** Layout records **
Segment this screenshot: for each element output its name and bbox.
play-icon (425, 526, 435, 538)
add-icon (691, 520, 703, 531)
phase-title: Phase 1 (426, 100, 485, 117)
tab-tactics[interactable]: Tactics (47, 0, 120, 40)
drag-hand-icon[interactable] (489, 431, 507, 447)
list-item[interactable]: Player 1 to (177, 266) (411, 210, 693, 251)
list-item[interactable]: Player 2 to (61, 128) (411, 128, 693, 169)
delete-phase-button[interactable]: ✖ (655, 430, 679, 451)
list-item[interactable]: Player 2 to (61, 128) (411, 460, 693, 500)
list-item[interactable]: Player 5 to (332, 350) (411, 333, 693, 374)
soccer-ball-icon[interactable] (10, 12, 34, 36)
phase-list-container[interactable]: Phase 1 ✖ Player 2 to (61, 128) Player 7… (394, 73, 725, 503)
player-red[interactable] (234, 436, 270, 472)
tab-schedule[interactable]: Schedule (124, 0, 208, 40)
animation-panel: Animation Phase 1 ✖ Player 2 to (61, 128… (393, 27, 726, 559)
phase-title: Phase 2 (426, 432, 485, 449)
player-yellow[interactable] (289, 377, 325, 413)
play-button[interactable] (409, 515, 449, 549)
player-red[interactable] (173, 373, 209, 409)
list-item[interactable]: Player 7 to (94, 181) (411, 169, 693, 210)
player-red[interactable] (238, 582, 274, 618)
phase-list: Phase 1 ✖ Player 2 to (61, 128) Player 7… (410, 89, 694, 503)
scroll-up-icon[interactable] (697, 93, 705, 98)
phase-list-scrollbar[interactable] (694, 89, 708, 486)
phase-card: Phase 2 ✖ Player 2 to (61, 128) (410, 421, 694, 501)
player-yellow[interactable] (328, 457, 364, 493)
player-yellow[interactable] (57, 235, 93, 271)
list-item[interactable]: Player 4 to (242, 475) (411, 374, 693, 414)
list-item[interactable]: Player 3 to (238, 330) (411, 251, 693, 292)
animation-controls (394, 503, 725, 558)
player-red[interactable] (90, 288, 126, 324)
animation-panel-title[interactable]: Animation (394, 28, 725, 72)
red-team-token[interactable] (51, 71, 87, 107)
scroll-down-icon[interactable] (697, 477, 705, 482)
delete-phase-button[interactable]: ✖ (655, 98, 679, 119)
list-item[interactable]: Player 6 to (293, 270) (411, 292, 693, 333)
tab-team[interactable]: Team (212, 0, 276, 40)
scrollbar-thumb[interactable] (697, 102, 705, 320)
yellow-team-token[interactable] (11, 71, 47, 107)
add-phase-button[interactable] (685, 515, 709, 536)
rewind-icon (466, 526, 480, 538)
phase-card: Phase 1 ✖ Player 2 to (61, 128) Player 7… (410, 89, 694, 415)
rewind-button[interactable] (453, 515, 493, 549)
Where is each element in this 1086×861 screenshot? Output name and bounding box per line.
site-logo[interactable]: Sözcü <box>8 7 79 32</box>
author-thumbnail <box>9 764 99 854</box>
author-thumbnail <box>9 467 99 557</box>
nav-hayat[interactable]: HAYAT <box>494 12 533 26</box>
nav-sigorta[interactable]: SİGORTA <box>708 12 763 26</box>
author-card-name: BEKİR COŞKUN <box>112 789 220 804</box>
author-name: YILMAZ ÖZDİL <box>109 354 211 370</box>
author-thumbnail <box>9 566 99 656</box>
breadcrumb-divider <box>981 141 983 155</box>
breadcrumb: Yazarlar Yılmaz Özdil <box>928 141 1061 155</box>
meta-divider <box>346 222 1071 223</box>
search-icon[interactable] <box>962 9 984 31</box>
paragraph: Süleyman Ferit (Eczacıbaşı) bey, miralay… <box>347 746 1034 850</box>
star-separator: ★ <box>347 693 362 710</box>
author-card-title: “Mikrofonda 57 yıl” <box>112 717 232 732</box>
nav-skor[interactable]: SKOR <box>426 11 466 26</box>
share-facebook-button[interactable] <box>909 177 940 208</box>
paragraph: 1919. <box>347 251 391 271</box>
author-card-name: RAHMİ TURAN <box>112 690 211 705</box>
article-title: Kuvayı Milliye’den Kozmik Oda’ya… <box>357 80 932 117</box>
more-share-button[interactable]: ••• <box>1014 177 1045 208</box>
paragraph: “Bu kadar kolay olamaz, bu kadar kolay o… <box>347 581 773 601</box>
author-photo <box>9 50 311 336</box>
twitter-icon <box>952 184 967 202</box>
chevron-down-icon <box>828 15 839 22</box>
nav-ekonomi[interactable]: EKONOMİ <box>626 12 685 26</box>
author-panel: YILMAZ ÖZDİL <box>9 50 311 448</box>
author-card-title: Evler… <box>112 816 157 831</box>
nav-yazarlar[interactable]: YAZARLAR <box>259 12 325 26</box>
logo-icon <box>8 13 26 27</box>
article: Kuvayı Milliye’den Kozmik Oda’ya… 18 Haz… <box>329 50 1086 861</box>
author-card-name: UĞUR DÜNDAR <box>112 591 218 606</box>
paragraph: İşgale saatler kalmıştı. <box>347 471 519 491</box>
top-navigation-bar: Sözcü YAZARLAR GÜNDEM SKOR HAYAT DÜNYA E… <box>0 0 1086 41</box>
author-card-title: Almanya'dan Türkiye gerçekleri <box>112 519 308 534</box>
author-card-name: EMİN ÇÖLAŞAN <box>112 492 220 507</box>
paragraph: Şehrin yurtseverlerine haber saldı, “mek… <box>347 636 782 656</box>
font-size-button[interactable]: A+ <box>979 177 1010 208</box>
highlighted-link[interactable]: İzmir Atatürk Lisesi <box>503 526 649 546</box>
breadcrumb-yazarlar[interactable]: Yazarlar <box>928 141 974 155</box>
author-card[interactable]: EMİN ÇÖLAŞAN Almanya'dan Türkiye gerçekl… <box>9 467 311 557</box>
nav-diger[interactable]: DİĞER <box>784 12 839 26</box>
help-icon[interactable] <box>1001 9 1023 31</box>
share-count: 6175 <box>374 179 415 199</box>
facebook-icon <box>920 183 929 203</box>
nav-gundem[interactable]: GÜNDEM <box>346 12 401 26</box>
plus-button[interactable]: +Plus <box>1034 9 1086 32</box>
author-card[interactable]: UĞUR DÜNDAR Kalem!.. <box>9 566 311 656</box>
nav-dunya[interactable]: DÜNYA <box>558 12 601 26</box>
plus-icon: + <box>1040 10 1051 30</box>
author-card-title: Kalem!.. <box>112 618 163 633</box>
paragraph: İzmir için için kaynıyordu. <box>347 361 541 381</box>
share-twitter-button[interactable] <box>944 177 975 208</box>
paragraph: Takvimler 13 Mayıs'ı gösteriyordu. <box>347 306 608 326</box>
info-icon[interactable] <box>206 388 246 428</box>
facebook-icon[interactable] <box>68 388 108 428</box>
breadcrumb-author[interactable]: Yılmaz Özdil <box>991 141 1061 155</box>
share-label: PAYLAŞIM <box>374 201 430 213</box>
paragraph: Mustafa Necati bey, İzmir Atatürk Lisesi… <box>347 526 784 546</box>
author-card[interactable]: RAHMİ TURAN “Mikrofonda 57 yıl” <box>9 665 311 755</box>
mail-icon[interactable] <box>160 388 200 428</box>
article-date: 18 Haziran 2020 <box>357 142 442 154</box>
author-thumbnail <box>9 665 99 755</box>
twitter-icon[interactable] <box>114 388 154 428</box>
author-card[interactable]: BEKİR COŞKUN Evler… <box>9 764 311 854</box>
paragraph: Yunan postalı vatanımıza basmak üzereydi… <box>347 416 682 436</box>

** EXERCISE BRIEF **
Put the lines of the records into a JSON list of strings, one string per line and with blank lines left out. Begin at the first line of the records and stop after the line that contains "28, 725, 72)".

** FULL ANSWER **
[
  "Segment this screenshot: for each element output its name and bbox.",
  "play-icon (425, 526, 435, 538)",
  "add-icon (691, 520, 703, 531)",
  "phase-title: Phase 1 (426, 100, 485, 117)",
  "tab-tactics[interactable]: Tactics (47, 0, 120, 40)",
  "drag-hand-icon[interactable] (489, 431, 507, 447)",
  "list-item[interactable]: Player 1 to (177, 266) (411, 210, 693, 251)",
  "list-item[interactable]: Player 2 to (61, 128) (411, 128, 693, 169)",
  "delete-phase-button[interactable]: ✖ (655, 430, 679, 451)",
  "list-item[interactable]: Player 2 to (61, 128) (411, 460, 693, 500)",
  "list-item[interactable]: Player 5 to (332, 350) (411, 333, 693, 374)",
  "soccer-ball-icon[interactable] (10, 12, 34, 36)",
  "phase-list-container[interactable]: Phase 1 ✖ Player 2 to (61, 128) Player 7… (394, 73, 725, 503)",
  "player-red[interactable] (234, 436, 270, 472)",
  "tab-schedule[interactable]: Schedule (124, 0, 208, 40)",
  "animation-panel: Animation Phase 1 ✖ Player 2 to (61, 128… (393, 27, 726, 559)",
  "phase-title: Phase 2 (426, 432, 485, 449)",
  "player-yellow[interactable] (289, 377, 325, 413)",
  "play-button[interactable] (409, 515, 449, 549)",
  "player-red[interactable] (173, 373, 209, 409)",
  "list-item[interactable]: Player 7 to (94, 181) (411, 169, 693, 210)",
  "player-red[interactable] (238, 582, 274, 618)",
  "phase-list: Phase 1 ✖ Player 2 to (61, 128) Player 7… (410, 89, 694, 503)",
  "scroll-up-icon[interactable] (697, 93, 705, 98)",
  "phase-list-scrollbar[interactable] (694, 89, 708, 486)",
  "phase-card: Phase 2 ✖ Player 2 to (61, 128) (410, 421, 694, 501)",
  "player-yellow[interactable] (328, 457, 364, 493)",
  "player-yellow[interactable] (57, 235, 93, 271)",
  "list-item[interactable]: Player 4 to (242, 475) (411, 374, 693, 414)",
  "list-item[interactable]: Player 3 to (238, 330) (411, 251, 693, 292)",
  "animation-controls (394, 503, 725, 558)",
  "player-red[interactable] (90, 288, 126, 324)",
  "animation-panel-title[interactable]: Animation (394, 28, 725, 72)"
]